_PROBLEM DETAILS_: For each line below that contains the string "финансовое", copy that line.

_DATA FOR PROCESSING_:
———

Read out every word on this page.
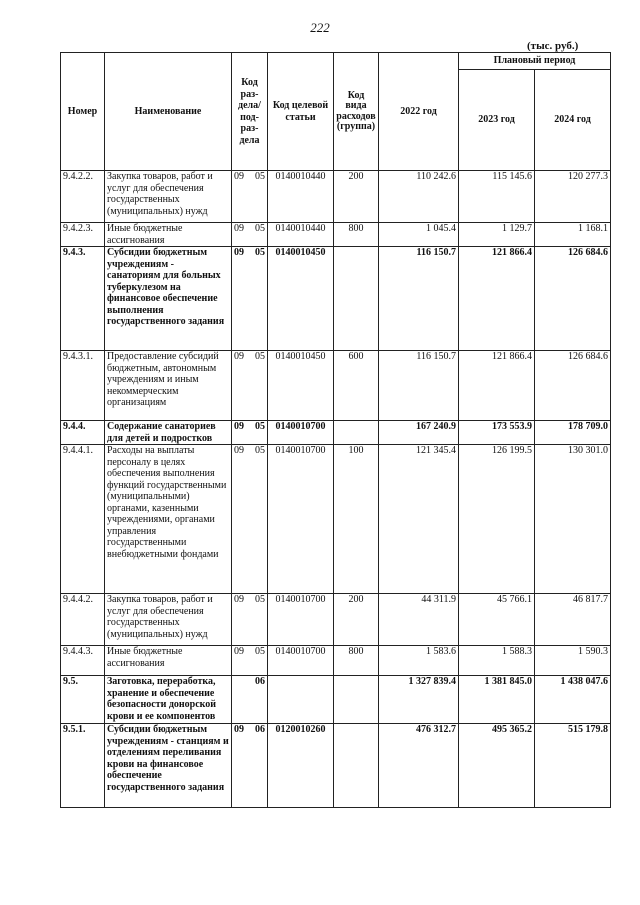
222
(тыс. руб.)
Номер	Наименование	Код раз-дела/ под-раз-дела	Код целевой статьи	Код вида расходов (группа)	2022 год	Плановый период	
						2023 год	2024 год

9.4.2.2.	Закупка товаров, работ и услуг для обеспечения государственных (муниципальных) нужд	09 05	0140010440	200	110 242.6	115 145.6	120 277.3
9.4.2.3.	Иные бюджетные ассигнования	09 05	0140010440	800	1 045.4	1 129.7	1 168.1
9.4.3.	Субсидии бюджетным учреждениям - санаториям для больных туберкулезом на финансовое обеспечение выполнения государственного задания	09 05	0140010450		116 150.7	121 866.4	126 684.6
9.4.3.1.	Предоставление субсидий бюджетным, автономным учреждениям и иным некоммерческим организациям	09 05	0140010450	600	116 150.7	121 866.4	126 684.6
9.4.4.	Содержание санаториев для детей и подростков	09 05	0140010700		167 240.9	173 553.9	178 709.0
9.4.4.1.	Расходы на выплаты персоналу в целях обеспечения выполнения функций государственными (муниципальными) органами, казенными учреждениями, органами управления государственными внебюджетными фондами	09 05	0140010700	100	121 345.4	126 199.5	130 301.0
9.4.4.2.	Закупка товаров, работ и услуг для обеспечения государственных (муниципальных) нужд	09 05	0140010700	200	44 311.9	45 766.1	46 817.7
9.4.4.3.	Иные бюджетные ассигнования	09 05	0140010700	800	1 583.6	1 588.3	1 590.3
9.5.	Заготовка, переработка, хранение и обеспечение безопасности донорской крови и ее компонентов	06			1 327 839.4	1 381 845.0	1 438 047.6
9.5.1.	Субсидии бюджетным учреждениям - станциям и отделениям переливания крови на финансовое обеспечение государственного задания	09 06	0120010260		476 312.7	495 365.2	515 179.8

———

_EXERCISE RESULT_:
9.4.3.	Субсидии бюджетным учреждениям - санаториям для больных туберкулезом на финансовое обеспечение выполнения государственного задания	09 05	0140010450		116 150.7	121 866.4	126 684.6
9.5.1.	Субсидии бюджетным учреждениям - станциям и отделениям переливания крови на финансовое обеспечение государственного задания	09 06	0120010260		476 312.7	495 365.2	515 179.8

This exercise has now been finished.